Records from a dataset
○ ○ ○ ○ ○ ○ ○

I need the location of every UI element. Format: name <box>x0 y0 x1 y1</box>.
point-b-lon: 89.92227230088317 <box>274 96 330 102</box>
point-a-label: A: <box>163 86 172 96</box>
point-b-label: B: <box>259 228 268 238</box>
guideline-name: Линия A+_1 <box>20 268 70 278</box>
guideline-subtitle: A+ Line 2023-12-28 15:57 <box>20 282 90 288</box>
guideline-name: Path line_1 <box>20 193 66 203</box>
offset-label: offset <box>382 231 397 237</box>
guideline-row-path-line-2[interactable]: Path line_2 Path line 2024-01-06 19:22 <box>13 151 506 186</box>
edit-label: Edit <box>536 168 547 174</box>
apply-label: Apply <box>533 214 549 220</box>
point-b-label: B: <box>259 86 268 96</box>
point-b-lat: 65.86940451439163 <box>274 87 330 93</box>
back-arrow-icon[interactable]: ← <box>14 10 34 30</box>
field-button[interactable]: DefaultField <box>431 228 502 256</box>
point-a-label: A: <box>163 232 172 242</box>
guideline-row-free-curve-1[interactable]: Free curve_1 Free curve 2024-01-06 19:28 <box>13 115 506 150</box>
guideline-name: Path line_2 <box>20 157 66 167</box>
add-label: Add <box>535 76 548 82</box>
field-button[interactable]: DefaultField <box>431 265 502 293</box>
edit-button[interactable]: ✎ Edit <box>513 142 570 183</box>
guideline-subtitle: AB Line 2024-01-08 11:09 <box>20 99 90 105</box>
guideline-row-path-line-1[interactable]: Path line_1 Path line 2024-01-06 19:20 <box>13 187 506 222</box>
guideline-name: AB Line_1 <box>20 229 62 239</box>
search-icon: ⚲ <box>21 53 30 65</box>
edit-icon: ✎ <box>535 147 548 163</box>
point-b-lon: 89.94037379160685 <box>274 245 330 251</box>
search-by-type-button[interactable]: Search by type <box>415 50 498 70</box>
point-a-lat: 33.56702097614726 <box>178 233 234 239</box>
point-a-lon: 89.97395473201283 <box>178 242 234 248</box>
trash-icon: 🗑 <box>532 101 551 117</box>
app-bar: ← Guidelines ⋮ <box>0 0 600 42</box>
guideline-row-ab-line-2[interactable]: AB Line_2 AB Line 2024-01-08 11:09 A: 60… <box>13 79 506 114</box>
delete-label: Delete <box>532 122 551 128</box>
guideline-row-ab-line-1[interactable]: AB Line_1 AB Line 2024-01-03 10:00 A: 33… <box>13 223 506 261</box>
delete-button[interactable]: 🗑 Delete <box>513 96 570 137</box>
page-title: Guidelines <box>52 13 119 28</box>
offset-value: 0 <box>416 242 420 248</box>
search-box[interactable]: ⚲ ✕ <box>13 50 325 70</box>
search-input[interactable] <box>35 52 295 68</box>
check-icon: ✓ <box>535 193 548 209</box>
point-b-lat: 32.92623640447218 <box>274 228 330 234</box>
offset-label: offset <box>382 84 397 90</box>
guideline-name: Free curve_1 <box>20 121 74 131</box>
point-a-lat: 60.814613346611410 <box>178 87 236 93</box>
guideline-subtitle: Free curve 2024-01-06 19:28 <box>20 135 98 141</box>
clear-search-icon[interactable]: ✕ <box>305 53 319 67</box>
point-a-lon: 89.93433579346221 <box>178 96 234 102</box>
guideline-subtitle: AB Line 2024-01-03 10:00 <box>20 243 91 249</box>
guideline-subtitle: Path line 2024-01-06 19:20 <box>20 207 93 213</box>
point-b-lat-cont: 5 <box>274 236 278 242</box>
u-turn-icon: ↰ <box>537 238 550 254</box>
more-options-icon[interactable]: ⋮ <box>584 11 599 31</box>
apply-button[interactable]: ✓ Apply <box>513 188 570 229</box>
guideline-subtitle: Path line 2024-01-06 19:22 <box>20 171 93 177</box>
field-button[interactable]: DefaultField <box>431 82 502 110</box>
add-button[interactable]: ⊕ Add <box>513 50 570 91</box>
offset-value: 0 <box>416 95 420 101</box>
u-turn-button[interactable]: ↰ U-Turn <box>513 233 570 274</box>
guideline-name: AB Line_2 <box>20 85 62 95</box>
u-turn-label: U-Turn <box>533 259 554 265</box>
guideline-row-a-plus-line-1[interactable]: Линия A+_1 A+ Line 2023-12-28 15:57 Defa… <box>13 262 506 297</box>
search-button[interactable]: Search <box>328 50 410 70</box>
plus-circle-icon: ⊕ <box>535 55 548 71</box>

○ ○ ○ ○ ○ ○ ○

Rewrite the items above with each occurrence of "Guidelines" replaced by "Routes", keeping everything else the same.

I need the location of every UI element. Format: name <box>x0 y0 x1 y1</box>.
point-b-lon: 89.92227230088317 <box>274 96 330 102</box>
point-a-label: A: <box>163 86 172 96</box>
point-b-label: B: <box>259 228 268 238</box>
guideline-name: Линия A+_1 <box>20 268 70 278</box>
guideline-subtitle: A+ Line 2023-12-28 15:57 <box>20 282 90 288</box>
guideline-name: Path line_1 <box>20 193 66 203</box>
offset-label: offset <box>382 231 397 237</box>
guideline-row-path-line-2[interactable]: Path line_2 Path line 2024-01-06 19:22 <box>13 151 506 186</box>
edit-label: Edit <box>536 168 547 174</box>
apply-label: Apply <box>533 214 549 220</box>
point-b-label: B: <box>259 86 268 96</box>
point-b-lat: 65.86940451439163 <box>274 87 330 93</box>
back-arrow-icon[interactable]: ← <box>14 10 34 30</box>
field-button[interactable]: DefaultField <box>431 228 502 256</box>
point-a-label: A: <box>163 232 172 242</box>
guideline-row-free-curve-1[interactable]: Free curve_1 Free curve 2024-01-06 19:28 <box>13 115 506 150</box>
guideline-name: Path line_2 <box>20 157 66 167</box>
add-label: Add <box>535 76 548 82</box>
field-button[interactable]: DefaultField <box>431 265 502 293</box>
edit-button[interactable]: ✎ Edit <box>513 142 570 183</box>
guideline-subtitle: AB Line 2024-01-08 11:09 <box>20 99 90 105</box>
guideline-row-path-line-1[interactable]: Path line_1 Path line 2024-01-06 19:20 <box>13 187 506 222</box>
guideline-name: AB Line_1 <box>20 229 62 239</box>
search-icon: ⚲ <box>21 53 30 65</box>
edit-icon: ✎ <box>535 147 548 163</box>
point-b-lon: 89.94037379160685 <box>274 245 330 251</box>
search-by-type-button[interactable]: Search by type <box>415 50 498 70</box>
point-a-lat: 33.56702097614726 <box>178 233 234 239</box>
point-a-lon: 89.97395473201283 <box>178 242 234 248</box>
trash-icon: 🗑 <box>532 101 551 117</box>
app-bar: ← Routes ⋮ <box>0 0 600 42</box>
guideline-row-ab-line-2[interactable]: AB Line_2 AB Line 2024-01-08 11:09 A: 60… <box>13 79 506 114</box>
delete-label: Delete <box>532 122 551 128</box>
guideline-row-ab-line-1[interactable]: AB Line_1 AB Line 2024-01-03 10:00 A: 33… <box>13 223 506 261</box>
delete-button[interactable]: 🗑 Delete <box>513 96 570 137</box>
page-title: Routes <box>52 13 119 28</box>
offset-value: 0 <box>416 242 420 248</box>
search-box[interactable]: ⚲ ✕ <box>13 50 325 70</box>
search-input[interactable] <box>35 52 295 68</box>
check-icon: ✓ <box>535 193 548 209</box>
point-b-lat: 32.92623640447218 <box>274 228 330 234</box>
offset-label: offset <box>382 84 397 90</box>
guideline-name: Free curve_1 <box>20 121 74 131</box>
point-a-lat: 60.814613346611410 <box>178 87 236 93</box>
guideline-subtitle: Free curve 2024-01-06 19:28 <box>20 135 98 141</box>
clear-search-icon[interactable]: ✕ <box>305 53 319 67</box>
point-a-lon: 89.93433579346221 <box>178 96 234 102</box>
guideline-subtitle: AB Line 2024-01-03 10:00 <box>20 243 91 249</box>
guideline-subtitle: Path line 2024-01-06 19:20 <box>20 207 93 213</box>
point-b-lat-cont: 5 <box>274 236 278 242</box>
u-turn-icon: ↰ <box>537 238 550 254</box>
more-options-icon[interactable]: ⋮ <box>584 11 599 31</box>
apply-button[interactable]: ✓ Apply <box>513 188 570 229</box>
guideline-subtitle: Path line 2024-01-06 19:22 <box>20 171 93 177</box>
field-button[interactable]: DefaultField <box>431 82 502 110</box>
add-button[interactable]: ⊕ Add <box>513 50 570 91</box>
offset-value: 0 <box>416 95 420 101</box>
u-turn-button[interactable]: ↰ U-Turn <box>513 233 570 274</box>
guideline-name: AB Line_2 <box>20 85 62 95</box>
u-turn-label: U-Turn <box>533 259 554 265</box>
guideline-row-a-plus-line-1[interactable]: Линия A+_1 A+ Line 2023-12-28 15:57 Defa… <box>13 262 506 297</box>
search-button[interactable]: Search <box>328 50 410 70</box>
plus-circle-icon: ⊕ <box>535 55 548 71</box>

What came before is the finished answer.